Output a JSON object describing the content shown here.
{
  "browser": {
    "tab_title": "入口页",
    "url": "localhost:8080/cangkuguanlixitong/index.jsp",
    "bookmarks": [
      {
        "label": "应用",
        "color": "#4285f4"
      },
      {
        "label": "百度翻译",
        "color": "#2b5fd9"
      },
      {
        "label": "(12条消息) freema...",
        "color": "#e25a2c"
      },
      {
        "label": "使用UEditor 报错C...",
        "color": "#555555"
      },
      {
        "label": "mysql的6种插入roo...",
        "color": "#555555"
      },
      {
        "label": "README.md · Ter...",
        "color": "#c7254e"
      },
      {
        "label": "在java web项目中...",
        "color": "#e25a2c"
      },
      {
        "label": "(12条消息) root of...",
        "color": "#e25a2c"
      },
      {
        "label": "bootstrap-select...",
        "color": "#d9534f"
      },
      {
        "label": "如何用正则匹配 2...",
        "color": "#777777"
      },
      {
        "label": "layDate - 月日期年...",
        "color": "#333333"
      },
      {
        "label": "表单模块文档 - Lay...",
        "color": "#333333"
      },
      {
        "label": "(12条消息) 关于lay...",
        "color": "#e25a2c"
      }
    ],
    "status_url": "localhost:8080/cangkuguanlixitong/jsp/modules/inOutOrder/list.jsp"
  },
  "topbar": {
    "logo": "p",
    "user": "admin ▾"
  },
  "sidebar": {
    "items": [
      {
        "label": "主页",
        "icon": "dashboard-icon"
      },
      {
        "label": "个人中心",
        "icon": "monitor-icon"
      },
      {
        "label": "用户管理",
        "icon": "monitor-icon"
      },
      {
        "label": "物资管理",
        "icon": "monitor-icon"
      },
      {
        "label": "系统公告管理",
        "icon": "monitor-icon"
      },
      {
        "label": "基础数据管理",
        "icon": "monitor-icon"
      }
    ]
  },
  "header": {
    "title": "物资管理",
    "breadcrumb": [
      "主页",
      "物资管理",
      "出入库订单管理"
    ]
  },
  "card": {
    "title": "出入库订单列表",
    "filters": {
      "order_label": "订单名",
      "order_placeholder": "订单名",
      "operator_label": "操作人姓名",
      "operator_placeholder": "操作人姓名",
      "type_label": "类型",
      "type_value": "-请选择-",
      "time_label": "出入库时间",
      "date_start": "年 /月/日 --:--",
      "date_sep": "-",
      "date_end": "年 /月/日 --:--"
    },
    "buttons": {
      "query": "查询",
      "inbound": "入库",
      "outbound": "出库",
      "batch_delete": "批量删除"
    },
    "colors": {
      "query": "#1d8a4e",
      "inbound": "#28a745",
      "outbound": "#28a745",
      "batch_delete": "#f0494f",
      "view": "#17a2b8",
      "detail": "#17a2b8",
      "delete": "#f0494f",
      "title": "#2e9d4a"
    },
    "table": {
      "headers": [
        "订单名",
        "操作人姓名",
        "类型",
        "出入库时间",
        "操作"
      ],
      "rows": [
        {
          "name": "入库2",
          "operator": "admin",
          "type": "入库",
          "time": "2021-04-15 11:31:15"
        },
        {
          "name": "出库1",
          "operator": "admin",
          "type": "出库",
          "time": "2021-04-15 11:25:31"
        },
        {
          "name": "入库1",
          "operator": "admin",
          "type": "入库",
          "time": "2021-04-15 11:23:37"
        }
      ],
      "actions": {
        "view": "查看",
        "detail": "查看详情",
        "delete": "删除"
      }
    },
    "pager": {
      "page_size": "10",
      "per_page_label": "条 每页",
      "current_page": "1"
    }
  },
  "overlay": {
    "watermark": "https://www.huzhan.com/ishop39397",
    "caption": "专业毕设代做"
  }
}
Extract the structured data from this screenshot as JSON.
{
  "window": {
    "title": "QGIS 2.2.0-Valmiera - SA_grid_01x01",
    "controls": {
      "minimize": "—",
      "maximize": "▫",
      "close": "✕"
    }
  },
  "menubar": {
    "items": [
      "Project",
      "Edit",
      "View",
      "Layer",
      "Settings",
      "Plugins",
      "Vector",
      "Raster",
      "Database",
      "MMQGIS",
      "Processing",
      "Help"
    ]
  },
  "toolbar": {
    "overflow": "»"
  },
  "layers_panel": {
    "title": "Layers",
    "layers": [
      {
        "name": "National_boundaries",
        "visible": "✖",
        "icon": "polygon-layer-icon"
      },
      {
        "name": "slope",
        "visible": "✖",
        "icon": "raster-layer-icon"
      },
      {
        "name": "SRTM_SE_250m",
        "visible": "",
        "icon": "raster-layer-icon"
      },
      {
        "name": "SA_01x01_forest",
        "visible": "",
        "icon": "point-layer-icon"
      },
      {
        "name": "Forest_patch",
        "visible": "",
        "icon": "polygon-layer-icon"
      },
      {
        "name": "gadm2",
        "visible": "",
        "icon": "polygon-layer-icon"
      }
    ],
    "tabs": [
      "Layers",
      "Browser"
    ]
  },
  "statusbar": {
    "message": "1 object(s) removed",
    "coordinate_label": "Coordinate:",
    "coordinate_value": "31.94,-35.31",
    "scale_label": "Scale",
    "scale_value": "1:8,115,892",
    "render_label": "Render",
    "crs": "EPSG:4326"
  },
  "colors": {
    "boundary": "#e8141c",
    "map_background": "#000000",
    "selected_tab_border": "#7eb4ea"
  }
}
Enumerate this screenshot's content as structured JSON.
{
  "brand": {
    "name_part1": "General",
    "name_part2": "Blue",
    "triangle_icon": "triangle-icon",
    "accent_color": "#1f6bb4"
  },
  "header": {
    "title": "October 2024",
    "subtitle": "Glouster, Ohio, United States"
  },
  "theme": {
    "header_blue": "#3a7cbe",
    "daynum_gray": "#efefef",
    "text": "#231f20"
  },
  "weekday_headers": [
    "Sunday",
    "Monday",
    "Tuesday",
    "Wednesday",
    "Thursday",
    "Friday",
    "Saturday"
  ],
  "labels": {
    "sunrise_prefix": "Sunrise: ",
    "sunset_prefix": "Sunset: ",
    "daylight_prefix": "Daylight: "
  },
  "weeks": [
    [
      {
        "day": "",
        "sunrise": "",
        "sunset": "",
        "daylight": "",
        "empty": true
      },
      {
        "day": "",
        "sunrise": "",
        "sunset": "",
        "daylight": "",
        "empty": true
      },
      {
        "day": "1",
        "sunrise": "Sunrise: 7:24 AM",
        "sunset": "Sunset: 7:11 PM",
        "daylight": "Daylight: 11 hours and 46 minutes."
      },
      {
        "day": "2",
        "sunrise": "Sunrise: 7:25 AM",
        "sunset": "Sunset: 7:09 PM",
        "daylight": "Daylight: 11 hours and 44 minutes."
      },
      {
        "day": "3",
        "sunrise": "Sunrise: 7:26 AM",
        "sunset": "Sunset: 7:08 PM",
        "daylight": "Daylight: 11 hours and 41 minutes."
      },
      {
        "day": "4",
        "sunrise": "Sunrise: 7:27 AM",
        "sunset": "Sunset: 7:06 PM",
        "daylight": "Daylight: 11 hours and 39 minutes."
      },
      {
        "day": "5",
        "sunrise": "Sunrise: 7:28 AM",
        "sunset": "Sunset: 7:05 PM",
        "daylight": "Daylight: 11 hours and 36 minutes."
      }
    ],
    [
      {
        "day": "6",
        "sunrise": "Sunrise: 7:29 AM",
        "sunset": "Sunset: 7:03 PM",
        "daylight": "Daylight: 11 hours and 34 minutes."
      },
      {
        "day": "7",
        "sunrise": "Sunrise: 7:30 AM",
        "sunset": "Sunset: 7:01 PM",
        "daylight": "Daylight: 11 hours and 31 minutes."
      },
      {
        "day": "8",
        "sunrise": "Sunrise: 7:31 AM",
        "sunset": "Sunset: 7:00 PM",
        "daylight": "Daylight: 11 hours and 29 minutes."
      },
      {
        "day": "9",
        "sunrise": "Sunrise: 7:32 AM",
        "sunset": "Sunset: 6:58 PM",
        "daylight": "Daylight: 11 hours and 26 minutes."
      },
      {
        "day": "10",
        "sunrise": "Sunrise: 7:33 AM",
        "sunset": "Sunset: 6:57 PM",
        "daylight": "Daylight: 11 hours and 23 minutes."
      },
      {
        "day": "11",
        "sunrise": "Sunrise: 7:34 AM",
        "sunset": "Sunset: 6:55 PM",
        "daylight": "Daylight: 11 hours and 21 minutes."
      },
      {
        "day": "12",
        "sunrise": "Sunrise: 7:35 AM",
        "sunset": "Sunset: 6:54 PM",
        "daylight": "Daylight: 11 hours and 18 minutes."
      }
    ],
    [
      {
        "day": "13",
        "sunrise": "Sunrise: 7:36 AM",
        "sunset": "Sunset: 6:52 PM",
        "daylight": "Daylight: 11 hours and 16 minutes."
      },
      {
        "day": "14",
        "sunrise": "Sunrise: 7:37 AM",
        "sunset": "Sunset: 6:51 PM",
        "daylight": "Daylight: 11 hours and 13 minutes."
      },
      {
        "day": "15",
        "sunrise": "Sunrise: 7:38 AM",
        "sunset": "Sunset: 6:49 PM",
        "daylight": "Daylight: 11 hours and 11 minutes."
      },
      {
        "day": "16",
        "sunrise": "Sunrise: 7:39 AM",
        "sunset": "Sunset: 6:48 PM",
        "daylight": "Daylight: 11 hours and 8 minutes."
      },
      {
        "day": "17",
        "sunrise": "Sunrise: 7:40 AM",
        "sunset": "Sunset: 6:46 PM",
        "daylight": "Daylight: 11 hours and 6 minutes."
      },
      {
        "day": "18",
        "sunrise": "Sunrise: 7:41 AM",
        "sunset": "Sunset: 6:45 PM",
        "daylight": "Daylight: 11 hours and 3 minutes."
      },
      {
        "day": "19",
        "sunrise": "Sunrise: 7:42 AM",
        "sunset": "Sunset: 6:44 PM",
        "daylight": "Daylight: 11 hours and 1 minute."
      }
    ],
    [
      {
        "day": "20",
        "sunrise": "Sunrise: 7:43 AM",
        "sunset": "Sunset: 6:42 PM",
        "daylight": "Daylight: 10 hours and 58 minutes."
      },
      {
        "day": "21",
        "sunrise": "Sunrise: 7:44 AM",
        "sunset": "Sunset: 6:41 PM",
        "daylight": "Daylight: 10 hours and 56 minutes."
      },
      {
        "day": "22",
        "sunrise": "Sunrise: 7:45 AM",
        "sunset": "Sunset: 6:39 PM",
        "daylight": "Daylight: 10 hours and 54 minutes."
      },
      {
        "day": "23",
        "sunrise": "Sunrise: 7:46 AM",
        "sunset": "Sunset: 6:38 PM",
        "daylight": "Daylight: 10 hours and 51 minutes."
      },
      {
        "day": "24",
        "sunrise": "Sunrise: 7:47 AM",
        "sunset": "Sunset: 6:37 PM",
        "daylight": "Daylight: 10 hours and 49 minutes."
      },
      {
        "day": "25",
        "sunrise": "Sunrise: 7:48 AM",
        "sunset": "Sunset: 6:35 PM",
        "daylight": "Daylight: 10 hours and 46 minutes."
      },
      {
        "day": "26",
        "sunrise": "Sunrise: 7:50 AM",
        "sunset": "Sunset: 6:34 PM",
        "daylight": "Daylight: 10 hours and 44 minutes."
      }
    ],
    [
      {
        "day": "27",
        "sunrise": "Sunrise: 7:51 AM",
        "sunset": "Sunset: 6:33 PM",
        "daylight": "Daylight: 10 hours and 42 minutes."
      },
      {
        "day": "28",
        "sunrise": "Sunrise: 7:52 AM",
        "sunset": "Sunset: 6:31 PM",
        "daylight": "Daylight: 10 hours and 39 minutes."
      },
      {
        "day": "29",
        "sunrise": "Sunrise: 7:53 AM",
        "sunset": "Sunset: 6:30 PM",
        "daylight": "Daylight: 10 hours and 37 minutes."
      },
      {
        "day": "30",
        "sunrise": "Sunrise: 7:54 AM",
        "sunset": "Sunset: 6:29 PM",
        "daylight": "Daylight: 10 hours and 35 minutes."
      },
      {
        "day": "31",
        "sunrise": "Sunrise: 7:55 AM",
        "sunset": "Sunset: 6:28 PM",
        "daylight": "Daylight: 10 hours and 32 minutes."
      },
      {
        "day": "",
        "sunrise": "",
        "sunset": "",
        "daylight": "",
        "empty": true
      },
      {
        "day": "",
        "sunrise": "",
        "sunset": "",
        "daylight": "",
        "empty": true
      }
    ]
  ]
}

> _What this task involves_: Copy every line above that includes the string "cangkuguanlixitong".

> _Solution_:
    "url": "localhost:8080/cangkuguanlixitong/index.jsp",
    "status_url": "localhost:8080/cangkuguanlixitong/jsp/modules/inOutOrder/list.jsp"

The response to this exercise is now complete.